* AIM:
List each line of the data that holds the word "страховочного".
BEGIN MATERIAL TO PROCESS
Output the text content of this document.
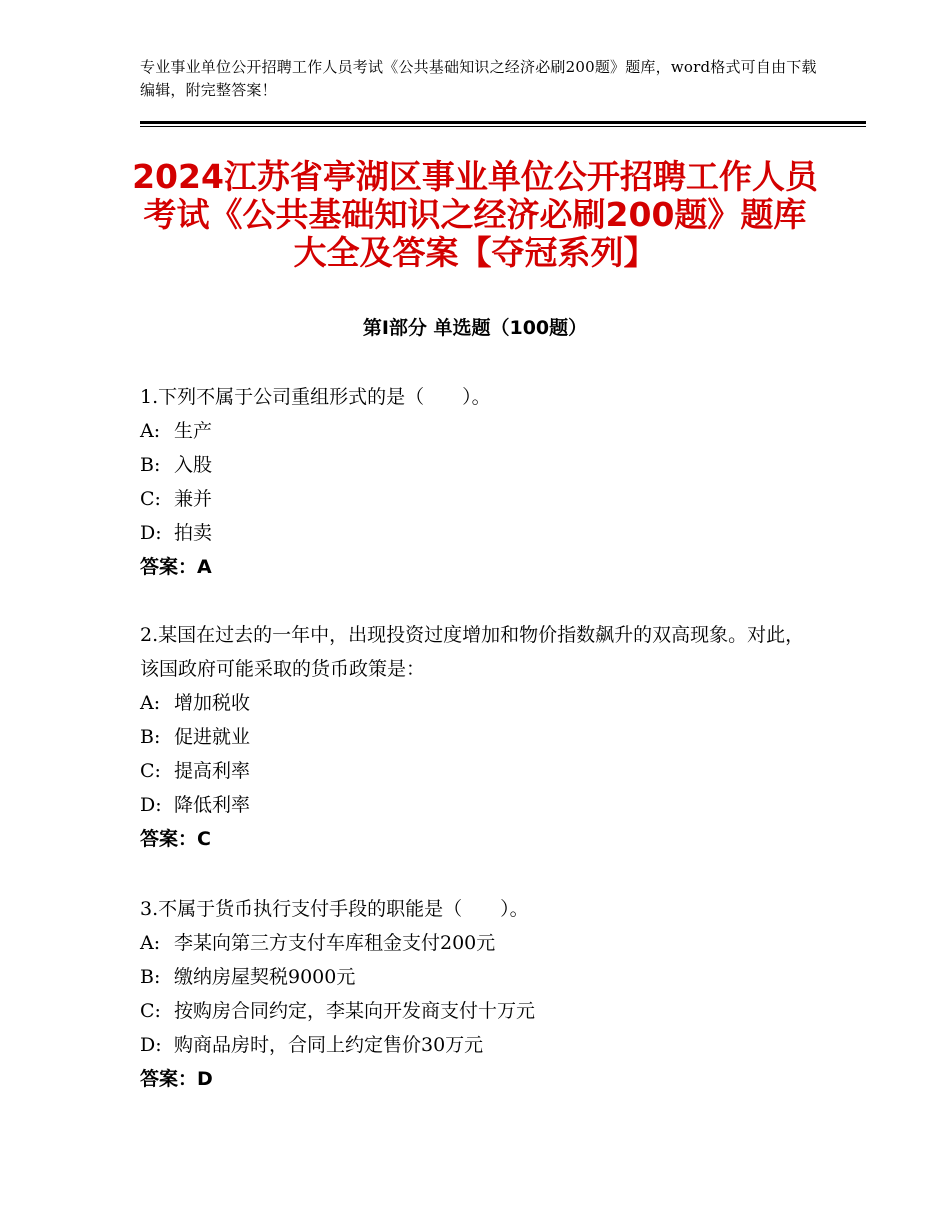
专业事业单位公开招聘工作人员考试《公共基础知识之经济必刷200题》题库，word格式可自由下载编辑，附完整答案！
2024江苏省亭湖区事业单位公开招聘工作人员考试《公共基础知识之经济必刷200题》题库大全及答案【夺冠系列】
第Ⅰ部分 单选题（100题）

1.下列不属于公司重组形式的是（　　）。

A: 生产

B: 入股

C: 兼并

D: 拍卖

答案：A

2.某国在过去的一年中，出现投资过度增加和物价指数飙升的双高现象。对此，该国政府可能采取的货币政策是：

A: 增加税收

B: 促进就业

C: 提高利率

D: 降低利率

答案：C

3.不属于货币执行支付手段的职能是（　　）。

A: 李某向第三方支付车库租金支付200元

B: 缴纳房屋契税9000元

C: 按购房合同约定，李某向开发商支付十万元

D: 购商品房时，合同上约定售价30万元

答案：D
END MATERIAL TO PROCESS
BEGIN MATERIAL TO PROCESS
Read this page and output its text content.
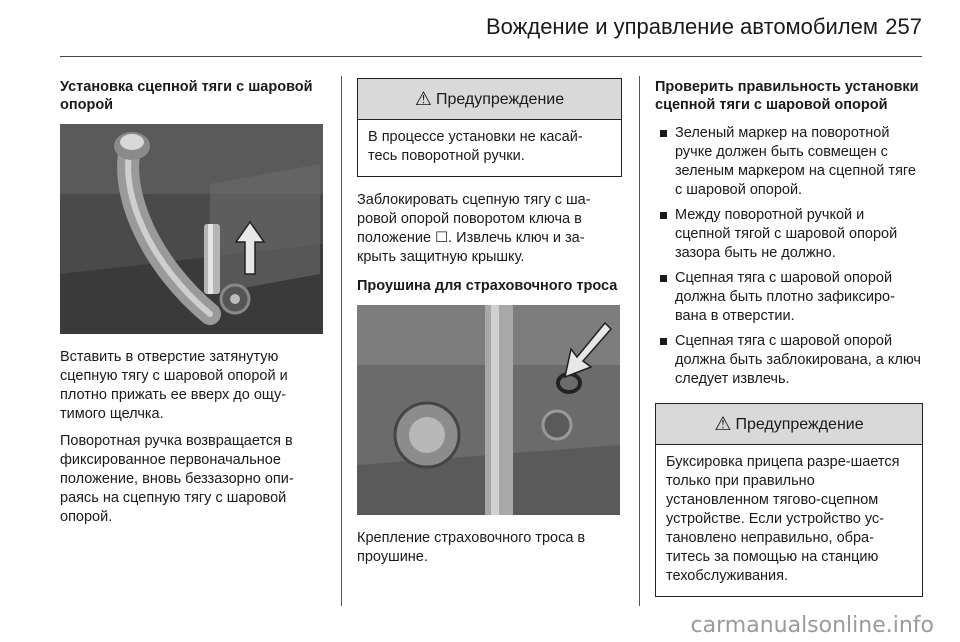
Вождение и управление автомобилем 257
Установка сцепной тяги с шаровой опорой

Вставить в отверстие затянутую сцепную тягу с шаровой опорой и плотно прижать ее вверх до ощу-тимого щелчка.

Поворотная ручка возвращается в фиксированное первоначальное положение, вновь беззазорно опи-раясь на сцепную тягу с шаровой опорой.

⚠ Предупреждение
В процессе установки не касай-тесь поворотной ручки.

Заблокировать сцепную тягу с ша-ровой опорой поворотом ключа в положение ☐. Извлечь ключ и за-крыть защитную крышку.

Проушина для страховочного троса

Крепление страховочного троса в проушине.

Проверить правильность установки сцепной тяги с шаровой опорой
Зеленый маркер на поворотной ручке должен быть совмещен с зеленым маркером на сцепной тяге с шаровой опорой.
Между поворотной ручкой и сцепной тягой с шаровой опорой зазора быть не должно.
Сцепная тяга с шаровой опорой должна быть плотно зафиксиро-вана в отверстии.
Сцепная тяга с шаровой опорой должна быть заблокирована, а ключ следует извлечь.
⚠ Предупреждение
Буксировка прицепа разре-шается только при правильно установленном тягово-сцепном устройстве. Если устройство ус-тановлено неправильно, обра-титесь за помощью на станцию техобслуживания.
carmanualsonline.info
END MATERIAL TO PROCESS
BEGIN MATERIAL TO PROCESS
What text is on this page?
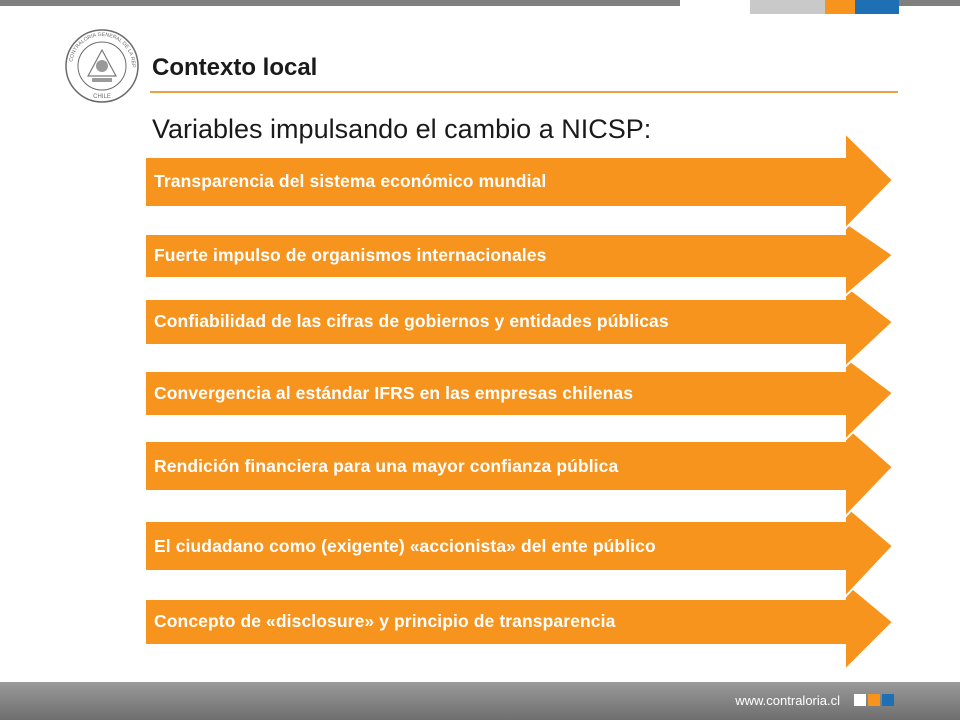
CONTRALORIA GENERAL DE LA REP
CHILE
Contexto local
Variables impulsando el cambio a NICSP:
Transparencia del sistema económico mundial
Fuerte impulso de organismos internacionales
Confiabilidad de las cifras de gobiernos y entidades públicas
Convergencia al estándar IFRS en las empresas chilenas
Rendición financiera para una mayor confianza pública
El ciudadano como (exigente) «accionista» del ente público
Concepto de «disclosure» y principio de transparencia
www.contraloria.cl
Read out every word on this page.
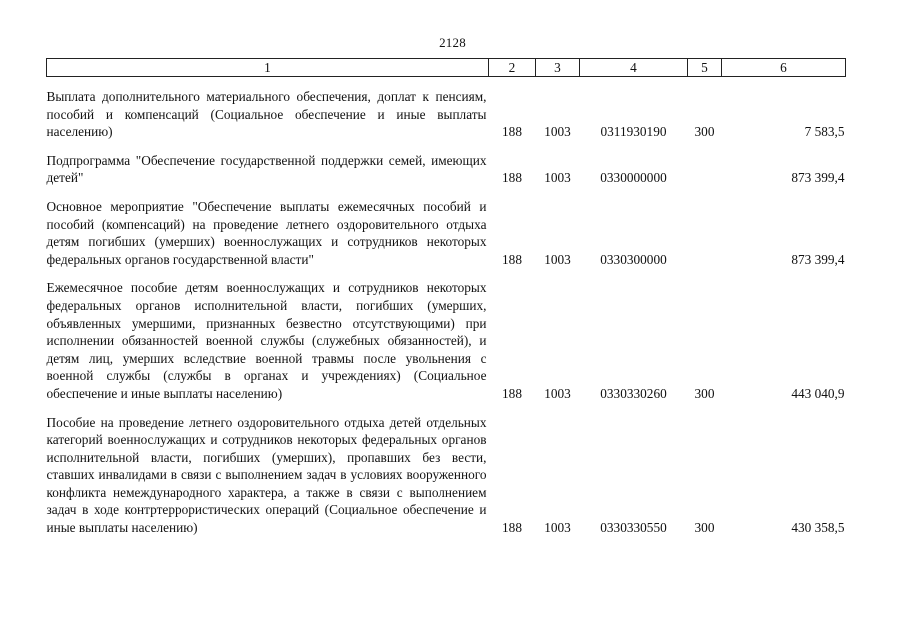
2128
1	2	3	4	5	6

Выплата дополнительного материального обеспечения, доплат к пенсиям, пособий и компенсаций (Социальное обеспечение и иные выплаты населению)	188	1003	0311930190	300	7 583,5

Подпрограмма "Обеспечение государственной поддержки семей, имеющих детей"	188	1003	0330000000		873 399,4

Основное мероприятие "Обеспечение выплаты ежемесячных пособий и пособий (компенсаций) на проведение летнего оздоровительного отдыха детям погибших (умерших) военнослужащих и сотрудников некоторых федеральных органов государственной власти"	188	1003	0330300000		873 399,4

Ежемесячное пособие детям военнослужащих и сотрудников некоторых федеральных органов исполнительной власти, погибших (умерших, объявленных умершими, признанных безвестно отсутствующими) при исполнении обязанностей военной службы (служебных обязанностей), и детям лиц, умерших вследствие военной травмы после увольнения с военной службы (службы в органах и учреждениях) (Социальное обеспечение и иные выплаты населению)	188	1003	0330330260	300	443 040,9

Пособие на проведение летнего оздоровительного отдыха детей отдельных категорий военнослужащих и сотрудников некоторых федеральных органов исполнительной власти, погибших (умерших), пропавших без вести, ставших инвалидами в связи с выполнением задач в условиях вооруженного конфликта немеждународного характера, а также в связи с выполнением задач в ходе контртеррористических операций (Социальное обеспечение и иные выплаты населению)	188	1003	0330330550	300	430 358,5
END MATERIAL TO PROCESS
* OUTPUT FOR THIS EXERCISE:
Проушина для страховочного троса
Крепление страховочного троса в проушине.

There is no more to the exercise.